▶ [WORK TO DO] In full and without deviation, write out the entries that follow.

___ STORED DATA ___

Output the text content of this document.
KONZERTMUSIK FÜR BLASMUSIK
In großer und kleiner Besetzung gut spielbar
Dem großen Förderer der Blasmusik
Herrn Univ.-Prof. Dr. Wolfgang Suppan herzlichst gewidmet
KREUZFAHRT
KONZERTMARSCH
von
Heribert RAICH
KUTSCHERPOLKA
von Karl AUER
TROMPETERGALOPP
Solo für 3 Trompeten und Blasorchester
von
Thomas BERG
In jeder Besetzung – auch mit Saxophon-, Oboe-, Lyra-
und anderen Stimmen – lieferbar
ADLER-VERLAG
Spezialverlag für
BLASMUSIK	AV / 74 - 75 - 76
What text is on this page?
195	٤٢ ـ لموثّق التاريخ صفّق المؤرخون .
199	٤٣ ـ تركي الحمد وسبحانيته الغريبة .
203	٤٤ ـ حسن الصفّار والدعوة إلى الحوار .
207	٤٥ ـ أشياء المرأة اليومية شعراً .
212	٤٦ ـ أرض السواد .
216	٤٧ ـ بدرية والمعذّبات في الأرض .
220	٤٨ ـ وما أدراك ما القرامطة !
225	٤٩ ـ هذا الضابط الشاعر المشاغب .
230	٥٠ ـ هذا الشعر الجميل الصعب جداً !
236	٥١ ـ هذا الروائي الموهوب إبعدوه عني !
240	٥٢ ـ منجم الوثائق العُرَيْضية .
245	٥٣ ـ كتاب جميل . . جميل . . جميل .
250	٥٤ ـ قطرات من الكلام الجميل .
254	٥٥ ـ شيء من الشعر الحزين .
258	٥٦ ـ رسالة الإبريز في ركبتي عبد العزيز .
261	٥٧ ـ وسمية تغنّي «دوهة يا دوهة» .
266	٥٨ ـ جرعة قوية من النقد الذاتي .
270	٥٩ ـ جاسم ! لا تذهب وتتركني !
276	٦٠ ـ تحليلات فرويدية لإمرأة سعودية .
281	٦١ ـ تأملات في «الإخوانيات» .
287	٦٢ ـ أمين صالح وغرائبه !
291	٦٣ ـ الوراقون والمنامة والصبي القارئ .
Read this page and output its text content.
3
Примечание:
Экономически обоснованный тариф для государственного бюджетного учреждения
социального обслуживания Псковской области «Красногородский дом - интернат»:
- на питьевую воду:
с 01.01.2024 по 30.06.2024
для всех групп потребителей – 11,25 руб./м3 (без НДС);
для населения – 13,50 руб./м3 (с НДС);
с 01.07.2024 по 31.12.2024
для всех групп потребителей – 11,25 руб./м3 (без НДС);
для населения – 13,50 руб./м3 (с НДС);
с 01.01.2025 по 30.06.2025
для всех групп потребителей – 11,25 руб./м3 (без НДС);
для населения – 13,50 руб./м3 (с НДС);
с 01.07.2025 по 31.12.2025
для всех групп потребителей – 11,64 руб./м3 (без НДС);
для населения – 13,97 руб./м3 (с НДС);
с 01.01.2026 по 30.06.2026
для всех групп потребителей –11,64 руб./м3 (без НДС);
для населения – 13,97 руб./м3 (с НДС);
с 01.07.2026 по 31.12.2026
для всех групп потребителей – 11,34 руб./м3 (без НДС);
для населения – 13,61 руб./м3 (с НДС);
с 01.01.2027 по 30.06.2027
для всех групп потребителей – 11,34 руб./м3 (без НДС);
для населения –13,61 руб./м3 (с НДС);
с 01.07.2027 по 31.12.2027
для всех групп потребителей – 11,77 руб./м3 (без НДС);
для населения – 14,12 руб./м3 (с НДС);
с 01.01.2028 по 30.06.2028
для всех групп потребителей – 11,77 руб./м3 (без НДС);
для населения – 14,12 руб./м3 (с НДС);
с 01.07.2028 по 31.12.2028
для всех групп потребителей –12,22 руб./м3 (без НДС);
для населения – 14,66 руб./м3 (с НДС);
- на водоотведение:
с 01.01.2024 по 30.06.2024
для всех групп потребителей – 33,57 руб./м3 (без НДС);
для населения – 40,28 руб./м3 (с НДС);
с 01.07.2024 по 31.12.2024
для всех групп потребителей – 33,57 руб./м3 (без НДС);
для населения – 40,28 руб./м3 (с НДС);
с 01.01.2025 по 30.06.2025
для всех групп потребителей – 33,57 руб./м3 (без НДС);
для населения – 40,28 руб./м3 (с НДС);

___

▶ [WRITTEN SOLUTION]
Output the text content of this document.
KONZERTMUSIK FÜR BLASMUSIK
In großer und kleiner Besetzung gut spielbar
Dem großen Förderer der Blasmusik
Herrn Univ.-Prof. Dr. Wolfgang Suppan herzlichst gewidmet
KREUZFAHRT
KONZERTMARSCH
von
Heribert RAICH
KUTSCHERPOLKA
von Karl AUER
TROMPETERGALOPP
Solo für 3 Trompeten und Blasorchester
von
Thomas BERG
In jeder Besetzung – auch mit Saxophon-, Oboe-, Lyra-
und anderen Stimmen – lieferbar
ADLER-VERLAG
Spezialverlag für
BLASMUSIK	AV / 74 - 75 - 76
What text is on this page?
195	٤٢ ـ لموثّق التاريخ صفّق المؤرخون .
199	٤٣ ـ تركي الحمد وسبحانيته الغريبة .
203	٤٤ ـ حسن الصفّار والدعوة إلى الحوار .
207	٤٥ ـ أشياء المرأة اليومية شعراً .
212	٤٦ ـ أرض السواد .
216	٤٧ ـ بدرية والمعذّبات في الأرض .
220	٤٨ ـ وما أدراك ما القرامطة !
225	٤٩ ـ هذا الضابط الشاعر المشاغب .
230	٥٠ ـ هذا الشعر الجميل الصعب جداً !
236	٥١ ـ هذا الروائي الموهوب إبعدوه عني !
240	٥٢ ـ منجم الوثائق العُرَيْضية .
245	٥٣ ـ كتاب جميل . . جميل . . جميل .
250	٥٤ ـ قطرات من الكلام الجميل .
254	٥٥ ـ شيء من الشعر الحزين .
258	٥٦ ـ رسالة الإبريز في ركبتي عبد العزيز .
261	٥٧ ـ وسمية تغنّي «دوهة يا دوهة» .
266	٥٨ ـ جرعة قوية من النقد الذاتي .
270	٥٩ ـ جاسم ! لا تذهب وتتركني !
276	٦٠ ـ تحليلات فرويدية لإمرأة سعودية .
281	٦١ ـ تأملات في «الإخوانيات» .
287	٦٢ ـ أمين صالح وغرائبه !
291	٦٣ ـ الوراقون والمنامة والصبي القارئ .
Read this page and output its text content.
3
Примечание:
Экономически обоснованный тариф для государственного бюджетного учреждения
социального обслуживания Псковской области «Красногородский дом - интернат»:
- на питьевую воду:
с 01.01.2024 по 30.06.2024
для всех групп потребителей – 11,25 руб./м3 (без НДС);
для населения – 13,50 руб./м3 (с НДС);
с 01.07.2024 по 31.12.2024
для всех групп потребителей – 11,25 руб./м3 (без НДС);
для населения – 13,50 руб./м3 (с НДС);
с 01.01.2025 по 30.06.2025
для всех групп потребителей – 11,25 руб./м3 (без НДС);
для населения – 13,50 руб./м3 (с НДС);
с 01.07.2025 по 31.12.2025
для всех групп потребителей – 11,64 руб./м3 (без НДС);
для населения – 13,97 руб./м3 (с НДС);
с 01.01.2026 по 30.06.2026
для всех групп потребителей –11,64 руб./м3 (без НДС);
для населения – 13,97 руб./м3 (с НДС);
с 01.07.2026 по 31.12.2026
для всех групп потребителей – 11,34 руб./м3 (без НДС);
для населения – 13,61 руб./м3 (с НДС);
с 01.01.2027 по 30.06.2027
для всех групп потребителей – 11,34 руб./м3 (без НДС);
для населения –13,61 руб./м3 (с НДС);
с 01.07.2027 по 31.12.2027
для всех групп потребителей – 11,77 руб./м3 (без НДС);
для населения – 14,12 руб./м3 (с НДС);
с 01.01.2028 по 30.06.2028
для всех групп потребителей – 11,77 руб./м3 (без НДС);
для населения – 14,12 руб./м3 (с НДС);
с 01.07.2028 по 31.12.2028
для всех групп потребителей –12,22 руб./м3 (без НДС);
для населения – 14,66 руб./м3 (с НДС);
- на водоотведение:
с 01.01.2024 по 30.06.2024
для всех групп потребителей – 33,57 руб./м3 (без НДС);
для населения – 40,28 руб./м3 (с НДС);
с 01.07.2024 по 31.12.2024
для всех групп потребителей – 33,57 руб./м3 (без НДС);
для населения – 40,28 руб./м3 (с НДС);
с 01.01.2025 по 30.06.2025
для всех групп потребителей – 33,57 руб./м3 (без НДС);
для населения – 40,28 руб./м3 (с НДС);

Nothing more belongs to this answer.